Aim of the exercise: Extract all lines from the data beneath that include the word "start".

□ □ □ □ □

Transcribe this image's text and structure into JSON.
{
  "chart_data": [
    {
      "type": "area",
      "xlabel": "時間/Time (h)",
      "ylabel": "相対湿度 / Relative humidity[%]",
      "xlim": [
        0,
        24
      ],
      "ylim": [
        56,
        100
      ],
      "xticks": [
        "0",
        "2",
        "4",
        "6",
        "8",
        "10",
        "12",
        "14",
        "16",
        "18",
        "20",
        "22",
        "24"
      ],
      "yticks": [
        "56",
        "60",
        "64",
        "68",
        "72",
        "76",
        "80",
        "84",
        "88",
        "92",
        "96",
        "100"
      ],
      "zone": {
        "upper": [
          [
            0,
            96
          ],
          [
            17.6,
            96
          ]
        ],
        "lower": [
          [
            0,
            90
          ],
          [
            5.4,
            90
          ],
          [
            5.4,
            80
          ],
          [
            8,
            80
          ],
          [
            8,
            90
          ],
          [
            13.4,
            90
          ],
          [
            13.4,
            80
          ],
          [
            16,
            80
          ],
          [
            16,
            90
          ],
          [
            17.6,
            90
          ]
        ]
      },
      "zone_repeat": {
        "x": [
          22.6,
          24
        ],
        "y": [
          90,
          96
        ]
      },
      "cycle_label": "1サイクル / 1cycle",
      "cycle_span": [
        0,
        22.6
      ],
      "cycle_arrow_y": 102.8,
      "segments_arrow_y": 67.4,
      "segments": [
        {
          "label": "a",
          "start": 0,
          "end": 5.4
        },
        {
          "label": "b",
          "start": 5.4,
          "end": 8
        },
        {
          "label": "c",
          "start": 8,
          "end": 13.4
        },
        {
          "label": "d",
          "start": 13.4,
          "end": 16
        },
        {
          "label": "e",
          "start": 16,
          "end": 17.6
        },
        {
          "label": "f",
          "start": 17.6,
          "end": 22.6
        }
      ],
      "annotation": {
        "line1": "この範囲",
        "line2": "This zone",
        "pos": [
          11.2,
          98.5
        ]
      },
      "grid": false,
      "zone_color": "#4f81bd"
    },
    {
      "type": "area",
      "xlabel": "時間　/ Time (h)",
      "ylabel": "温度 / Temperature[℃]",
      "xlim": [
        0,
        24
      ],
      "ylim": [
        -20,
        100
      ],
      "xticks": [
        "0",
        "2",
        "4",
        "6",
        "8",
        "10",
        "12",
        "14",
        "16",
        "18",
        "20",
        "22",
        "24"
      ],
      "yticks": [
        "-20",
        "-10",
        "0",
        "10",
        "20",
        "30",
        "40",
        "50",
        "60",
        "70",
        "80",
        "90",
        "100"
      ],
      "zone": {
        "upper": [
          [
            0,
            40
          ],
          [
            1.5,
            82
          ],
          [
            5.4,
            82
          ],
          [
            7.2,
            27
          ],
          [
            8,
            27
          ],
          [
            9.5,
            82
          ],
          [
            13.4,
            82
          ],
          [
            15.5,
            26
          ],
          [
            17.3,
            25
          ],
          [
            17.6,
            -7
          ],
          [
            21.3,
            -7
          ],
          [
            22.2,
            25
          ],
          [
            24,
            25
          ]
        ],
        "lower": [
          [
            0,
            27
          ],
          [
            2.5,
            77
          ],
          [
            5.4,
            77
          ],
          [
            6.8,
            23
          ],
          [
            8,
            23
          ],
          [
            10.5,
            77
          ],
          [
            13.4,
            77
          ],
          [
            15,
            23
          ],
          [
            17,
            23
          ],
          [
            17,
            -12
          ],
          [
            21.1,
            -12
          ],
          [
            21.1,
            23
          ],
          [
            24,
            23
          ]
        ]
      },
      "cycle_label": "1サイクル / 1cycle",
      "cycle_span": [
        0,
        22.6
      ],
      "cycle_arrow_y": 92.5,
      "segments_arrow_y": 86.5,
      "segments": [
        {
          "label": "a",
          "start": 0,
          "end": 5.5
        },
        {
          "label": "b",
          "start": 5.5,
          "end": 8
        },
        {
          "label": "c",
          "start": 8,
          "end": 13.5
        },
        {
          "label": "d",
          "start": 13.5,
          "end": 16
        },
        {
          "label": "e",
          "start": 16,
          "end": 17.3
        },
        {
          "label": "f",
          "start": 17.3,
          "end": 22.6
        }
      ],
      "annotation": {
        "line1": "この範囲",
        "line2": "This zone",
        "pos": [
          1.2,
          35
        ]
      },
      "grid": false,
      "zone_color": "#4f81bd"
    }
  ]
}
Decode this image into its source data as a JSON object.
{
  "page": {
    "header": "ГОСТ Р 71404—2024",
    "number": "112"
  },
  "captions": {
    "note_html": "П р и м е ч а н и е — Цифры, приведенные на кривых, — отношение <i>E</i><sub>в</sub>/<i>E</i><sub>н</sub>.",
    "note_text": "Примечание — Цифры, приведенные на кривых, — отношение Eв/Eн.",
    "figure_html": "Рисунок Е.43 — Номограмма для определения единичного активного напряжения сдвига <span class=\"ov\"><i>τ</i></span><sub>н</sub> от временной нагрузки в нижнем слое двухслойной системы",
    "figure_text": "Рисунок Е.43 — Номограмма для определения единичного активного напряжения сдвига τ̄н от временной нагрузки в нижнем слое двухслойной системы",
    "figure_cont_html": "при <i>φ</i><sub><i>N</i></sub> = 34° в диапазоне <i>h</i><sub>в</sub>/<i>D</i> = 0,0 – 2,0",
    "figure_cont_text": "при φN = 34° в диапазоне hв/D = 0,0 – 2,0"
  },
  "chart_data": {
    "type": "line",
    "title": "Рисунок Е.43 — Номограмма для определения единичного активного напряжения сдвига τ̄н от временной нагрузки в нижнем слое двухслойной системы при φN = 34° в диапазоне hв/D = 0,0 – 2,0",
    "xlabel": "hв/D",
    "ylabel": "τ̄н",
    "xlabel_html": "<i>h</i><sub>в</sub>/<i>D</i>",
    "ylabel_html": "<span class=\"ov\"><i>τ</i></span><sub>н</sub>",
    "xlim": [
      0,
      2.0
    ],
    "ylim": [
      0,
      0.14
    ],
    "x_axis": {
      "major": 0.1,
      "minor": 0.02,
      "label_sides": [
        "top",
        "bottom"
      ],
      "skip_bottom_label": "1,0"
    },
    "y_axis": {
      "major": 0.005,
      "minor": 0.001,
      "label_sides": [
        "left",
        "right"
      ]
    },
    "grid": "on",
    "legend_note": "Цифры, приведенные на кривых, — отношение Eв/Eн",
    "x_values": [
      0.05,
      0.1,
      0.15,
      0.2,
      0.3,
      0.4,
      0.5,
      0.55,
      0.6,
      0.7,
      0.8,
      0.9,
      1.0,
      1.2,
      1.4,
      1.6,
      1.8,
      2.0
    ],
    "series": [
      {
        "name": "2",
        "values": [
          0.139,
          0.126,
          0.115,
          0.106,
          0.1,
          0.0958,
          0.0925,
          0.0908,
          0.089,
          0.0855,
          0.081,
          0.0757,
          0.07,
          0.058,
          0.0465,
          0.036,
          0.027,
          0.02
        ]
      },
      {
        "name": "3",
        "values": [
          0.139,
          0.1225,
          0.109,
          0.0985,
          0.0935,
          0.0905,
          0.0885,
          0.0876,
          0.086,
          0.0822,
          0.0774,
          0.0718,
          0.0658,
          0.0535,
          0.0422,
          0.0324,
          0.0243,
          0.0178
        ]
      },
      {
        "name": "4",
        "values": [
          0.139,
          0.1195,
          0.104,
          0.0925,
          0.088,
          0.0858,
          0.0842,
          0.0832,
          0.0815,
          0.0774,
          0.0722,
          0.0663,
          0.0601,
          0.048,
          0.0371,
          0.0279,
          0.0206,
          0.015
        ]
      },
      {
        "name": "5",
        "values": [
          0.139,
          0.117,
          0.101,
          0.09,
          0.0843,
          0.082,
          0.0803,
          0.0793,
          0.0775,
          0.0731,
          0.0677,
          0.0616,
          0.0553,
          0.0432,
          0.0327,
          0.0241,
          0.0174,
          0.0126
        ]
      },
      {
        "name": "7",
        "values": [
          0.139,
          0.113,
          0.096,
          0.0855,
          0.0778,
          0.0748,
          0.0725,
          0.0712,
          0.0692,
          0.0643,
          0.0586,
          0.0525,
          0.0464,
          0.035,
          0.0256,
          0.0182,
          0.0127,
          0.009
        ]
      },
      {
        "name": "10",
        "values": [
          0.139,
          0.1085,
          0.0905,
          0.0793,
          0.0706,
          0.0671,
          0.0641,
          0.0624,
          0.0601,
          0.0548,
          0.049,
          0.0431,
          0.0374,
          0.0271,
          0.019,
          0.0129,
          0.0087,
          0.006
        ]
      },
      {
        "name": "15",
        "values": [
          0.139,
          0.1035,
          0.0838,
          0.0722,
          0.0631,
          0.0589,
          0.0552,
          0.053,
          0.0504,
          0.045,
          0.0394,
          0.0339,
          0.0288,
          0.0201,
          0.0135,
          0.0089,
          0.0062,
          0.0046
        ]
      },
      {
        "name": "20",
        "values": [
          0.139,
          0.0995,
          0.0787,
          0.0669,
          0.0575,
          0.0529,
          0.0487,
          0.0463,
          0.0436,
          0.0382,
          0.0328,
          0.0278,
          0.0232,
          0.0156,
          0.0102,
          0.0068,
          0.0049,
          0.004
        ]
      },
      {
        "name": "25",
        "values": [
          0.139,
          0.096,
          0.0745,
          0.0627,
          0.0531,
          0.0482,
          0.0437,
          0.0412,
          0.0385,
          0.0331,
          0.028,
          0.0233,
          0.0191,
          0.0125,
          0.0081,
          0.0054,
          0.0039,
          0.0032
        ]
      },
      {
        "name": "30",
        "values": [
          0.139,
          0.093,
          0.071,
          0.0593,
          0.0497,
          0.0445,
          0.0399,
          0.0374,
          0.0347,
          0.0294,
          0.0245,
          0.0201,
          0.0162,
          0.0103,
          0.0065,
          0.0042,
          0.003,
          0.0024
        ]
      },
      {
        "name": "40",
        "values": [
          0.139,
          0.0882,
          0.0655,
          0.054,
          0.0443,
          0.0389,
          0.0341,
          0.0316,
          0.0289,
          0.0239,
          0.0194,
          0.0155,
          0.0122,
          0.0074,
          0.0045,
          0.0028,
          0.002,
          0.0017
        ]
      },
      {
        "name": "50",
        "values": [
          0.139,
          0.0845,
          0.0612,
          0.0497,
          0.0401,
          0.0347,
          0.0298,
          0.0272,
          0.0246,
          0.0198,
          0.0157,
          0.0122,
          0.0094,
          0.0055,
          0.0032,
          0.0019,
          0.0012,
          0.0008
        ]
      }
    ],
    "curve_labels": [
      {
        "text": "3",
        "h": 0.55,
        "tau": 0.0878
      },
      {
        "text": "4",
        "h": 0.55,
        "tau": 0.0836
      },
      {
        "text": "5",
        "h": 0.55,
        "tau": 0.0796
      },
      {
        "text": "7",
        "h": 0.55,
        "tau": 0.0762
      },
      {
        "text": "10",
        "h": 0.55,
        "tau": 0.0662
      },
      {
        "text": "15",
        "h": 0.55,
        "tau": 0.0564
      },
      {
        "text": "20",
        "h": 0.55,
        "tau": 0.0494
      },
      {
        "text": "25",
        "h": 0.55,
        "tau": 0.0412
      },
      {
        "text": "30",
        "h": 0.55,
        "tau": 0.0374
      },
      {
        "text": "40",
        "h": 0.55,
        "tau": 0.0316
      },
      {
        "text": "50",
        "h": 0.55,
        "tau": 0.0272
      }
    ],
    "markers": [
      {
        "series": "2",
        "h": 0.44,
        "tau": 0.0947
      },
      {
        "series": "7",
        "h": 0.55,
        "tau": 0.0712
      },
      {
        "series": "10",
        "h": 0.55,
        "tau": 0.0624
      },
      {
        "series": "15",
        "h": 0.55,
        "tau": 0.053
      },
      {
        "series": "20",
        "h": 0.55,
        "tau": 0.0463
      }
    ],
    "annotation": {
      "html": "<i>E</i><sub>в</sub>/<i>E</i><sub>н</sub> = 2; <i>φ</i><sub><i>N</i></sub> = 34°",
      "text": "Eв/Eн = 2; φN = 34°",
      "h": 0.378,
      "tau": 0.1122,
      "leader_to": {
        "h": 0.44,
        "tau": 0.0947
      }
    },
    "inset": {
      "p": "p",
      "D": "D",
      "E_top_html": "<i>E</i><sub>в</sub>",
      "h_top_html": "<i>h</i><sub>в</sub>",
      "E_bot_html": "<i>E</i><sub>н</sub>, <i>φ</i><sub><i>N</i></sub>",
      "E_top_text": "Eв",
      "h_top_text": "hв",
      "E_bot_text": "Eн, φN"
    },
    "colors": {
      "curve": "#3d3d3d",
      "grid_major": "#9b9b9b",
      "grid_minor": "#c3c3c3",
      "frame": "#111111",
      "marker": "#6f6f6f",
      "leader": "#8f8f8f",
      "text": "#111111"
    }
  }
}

□ □ □ □ □

Full response:
          "start": 0,
          "start": 5.4,
          "start": 8,
          "start": 13.4,
          "start": 16,
          "start": 17.6,
          "start": 0,
          "start": 5.5,
          "start": 8,
          "start": 13.5,
          "start": 16,
          "start": 17.3,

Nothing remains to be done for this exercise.